Data supplied:
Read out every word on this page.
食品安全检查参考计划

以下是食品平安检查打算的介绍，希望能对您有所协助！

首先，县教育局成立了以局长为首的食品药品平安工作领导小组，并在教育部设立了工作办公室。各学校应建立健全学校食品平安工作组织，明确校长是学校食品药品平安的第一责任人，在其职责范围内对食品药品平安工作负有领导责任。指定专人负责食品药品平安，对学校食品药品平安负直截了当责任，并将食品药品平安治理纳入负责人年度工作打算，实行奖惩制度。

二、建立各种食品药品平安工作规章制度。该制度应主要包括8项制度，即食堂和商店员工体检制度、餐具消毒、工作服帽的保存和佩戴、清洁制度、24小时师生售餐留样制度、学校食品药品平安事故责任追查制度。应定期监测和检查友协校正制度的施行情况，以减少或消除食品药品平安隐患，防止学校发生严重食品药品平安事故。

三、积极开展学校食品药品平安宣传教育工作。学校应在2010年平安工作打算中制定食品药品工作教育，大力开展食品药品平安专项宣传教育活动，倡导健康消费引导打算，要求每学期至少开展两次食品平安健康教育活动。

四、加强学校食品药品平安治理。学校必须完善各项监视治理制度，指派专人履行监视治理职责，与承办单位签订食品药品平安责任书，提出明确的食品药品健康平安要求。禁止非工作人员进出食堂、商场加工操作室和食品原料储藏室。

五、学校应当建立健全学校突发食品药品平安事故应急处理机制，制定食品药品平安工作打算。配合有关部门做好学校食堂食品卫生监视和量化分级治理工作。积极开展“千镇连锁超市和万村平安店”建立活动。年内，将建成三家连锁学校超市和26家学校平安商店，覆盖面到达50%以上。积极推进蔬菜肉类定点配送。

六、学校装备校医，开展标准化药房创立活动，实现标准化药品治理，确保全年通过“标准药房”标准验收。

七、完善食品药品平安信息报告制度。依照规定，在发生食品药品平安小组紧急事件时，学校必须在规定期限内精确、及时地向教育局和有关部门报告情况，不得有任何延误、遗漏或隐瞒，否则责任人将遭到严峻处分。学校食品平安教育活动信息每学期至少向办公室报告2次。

What you need to do:
Extract every entry above as it appears.

Correct output:
Read out every word on this page.
食品安全检查参考计划

以下是食品平安检查打算的介绍，希望能对您有所协助！

首先，县教育局成立了以局长为首的食品药品平安工作领导小组，并在教育部设立了工作办公室。各学校应建立健全学校食品平安工作组织，明确校长是学校食品药品平安的第一责任人，在其职责范围内对食品药品平安工作负有领导责任。指定专人负责食品药品平安，对学校食品药品平安负直截了当责任，并将食品药品平安治理纳入负责人年度工作打算，实行奖惩制度。

二、建立各种食品药品平安工作规章制度。该制度应主要包括8项制度，即食堂和商店员工体检制度、餐具消毒、工作服帽的保存和佩戴、清洁制度、24小时师生售餐留样制度、学校食品药品平安事故责任追查制度。应定期监测和检查友协校正制度的施行情况，以减少或消除食品药品平安隐患，防止学校发生严重食品药品平安事故。

三、积极开展学校食品药品平安宣传教育工作。学校应在2010年平安工作打算中制定食品药品工作教育，大力开展食品药品平安专项宣传教育活动，倡导健康消费引导打算，要求每学期至少开展两次食品平安健康教育活动。

四、加强学校食品药品平安治理。学校必须完善各项监视治理制度，指派专人履行监视治理职责，与承办单位签订食品药品平安责任书，提出明确的食品药品健康平安要求。禁止非工作人员进出食堂、商场加工操作室和食品原料储藏室。

五、学校应当建立健全学校突发食品药品平安事故应急处理机制，制定食品药品平安工作打算。配合有关部门做好学校食堂食品卫生监视和量化分级治理工作。积极开展“千镇连锁超市和万村平安店”建立活动。年内，将建成三家连锁学校超市和26家学校平安商店，覆盖面到达50%以上。积极推进蔬菜肉类定点配送。

六、学校装备校医，开展标准化药房创立活动，实现标准化药品治理，确保全年通过“标准药房”标准验收。

七、完善食品药品平安信息报告制度。依照规定，在发生食品药品平安小组紧急事件时，学校必须在规定期限内精确、及时地向教育局和有关部门报告情况，不得有任何延误、遗漏或隐瞒，否则责任人将遭到严峻处分。学校食品平安教育活动信息每学期至少向办公室报告2次。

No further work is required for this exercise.